Pick out each line containing the string "tunnel" and copy it.

BEGIN Source material

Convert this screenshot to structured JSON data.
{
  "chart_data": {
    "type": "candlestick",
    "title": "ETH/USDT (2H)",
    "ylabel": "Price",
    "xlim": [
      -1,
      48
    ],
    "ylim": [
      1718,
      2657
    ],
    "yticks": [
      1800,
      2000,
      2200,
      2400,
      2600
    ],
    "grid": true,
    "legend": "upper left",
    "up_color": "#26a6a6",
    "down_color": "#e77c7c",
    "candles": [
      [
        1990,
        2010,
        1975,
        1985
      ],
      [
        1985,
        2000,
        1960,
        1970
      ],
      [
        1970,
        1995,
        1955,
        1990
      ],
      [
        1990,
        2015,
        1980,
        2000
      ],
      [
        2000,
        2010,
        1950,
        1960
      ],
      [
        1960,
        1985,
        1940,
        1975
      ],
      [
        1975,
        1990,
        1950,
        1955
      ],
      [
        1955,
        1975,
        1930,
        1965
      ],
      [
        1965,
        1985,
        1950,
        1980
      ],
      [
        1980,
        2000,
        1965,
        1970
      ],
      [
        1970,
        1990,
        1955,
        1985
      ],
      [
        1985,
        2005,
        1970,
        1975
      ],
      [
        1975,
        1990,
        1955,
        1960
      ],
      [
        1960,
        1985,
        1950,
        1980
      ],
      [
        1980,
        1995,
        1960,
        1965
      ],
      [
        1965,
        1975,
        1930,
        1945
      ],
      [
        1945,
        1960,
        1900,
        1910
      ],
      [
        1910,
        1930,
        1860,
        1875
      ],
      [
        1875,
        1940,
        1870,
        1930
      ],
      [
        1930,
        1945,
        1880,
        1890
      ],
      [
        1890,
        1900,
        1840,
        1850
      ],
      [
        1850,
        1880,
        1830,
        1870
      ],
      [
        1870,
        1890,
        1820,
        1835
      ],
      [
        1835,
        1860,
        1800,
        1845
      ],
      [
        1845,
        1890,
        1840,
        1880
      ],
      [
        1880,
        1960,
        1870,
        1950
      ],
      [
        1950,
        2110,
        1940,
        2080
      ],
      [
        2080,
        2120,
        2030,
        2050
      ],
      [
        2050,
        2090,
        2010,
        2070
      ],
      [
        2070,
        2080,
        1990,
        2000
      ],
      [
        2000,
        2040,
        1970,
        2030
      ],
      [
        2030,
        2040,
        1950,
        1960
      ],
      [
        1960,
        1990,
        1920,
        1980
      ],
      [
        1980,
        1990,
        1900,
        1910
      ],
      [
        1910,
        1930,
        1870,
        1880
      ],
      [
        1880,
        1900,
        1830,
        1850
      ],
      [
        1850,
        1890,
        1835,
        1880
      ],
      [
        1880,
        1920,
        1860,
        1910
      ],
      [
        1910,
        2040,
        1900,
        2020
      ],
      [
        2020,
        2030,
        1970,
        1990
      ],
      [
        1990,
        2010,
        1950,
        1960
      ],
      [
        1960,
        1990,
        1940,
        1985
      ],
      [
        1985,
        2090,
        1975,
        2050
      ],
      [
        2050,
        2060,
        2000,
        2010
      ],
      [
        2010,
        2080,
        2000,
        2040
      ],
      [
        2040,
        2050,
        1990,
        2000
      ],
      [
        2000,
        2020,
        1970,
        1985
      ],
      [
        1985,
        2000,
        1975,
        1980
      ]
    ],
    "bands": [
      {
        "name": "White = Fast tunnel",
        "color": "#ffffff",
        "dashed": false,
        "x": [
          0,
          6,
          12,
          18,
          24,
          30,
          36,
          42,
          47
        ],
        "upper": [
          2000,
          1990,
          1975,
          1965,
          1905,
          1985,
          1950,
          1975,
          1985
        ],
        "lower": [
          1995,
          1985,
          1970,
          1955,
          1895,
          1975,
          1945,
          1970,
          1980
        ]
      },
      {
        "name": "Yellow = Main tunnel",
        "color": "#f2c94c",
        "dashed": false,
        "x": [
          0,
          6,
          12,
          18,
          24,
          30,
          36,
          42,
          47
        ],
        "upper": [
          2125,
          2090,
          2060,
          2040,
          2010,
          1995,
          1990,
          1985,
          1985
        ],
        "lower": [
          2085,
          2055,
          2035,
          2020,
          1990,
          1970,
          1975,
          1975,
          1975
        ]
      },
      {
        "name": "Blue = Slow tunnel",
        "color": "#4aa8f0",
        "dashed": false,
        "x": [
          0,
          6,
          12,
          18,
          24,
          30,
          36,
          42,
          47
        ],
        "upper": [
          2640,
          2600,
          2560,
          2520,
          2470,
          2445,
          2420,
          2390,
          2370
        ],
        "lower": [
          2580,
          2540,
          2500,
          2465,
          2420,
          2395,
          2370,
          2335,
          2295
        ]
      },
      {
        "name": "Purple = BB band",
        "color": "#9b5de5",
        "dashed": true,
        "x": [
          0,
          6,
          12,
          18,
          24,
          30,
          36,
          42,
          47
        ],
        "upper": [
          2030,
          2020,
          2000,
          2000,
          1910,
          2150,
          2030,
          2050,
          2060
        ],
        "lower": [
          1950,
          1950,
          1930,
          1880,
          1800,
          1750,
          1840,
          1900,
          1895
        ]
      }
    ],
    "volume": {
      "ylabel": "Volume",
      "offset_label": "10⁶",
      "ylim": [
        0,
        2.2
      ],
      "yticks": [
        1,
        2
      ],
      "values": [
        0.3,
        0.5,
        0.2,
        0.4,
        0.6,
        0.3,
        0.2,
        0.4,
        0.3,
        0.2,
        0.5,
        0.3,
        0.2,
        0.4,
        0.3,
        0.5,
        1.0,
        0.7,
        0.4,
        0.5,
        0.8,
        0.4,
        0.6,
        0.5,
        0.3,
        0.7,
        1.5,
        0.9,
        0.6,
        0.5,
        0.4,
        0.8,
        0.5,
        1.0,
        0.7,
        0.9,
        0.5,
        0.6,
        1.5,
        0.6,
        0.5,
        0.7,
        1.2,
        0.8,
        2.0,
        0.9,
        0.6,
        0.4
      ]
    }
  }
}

END Source material

[Task result]
        "name": "White = Fast tunnel",
        "name": "Yellow = Main tunnel",
        "name": "Blue = Slow tunnel",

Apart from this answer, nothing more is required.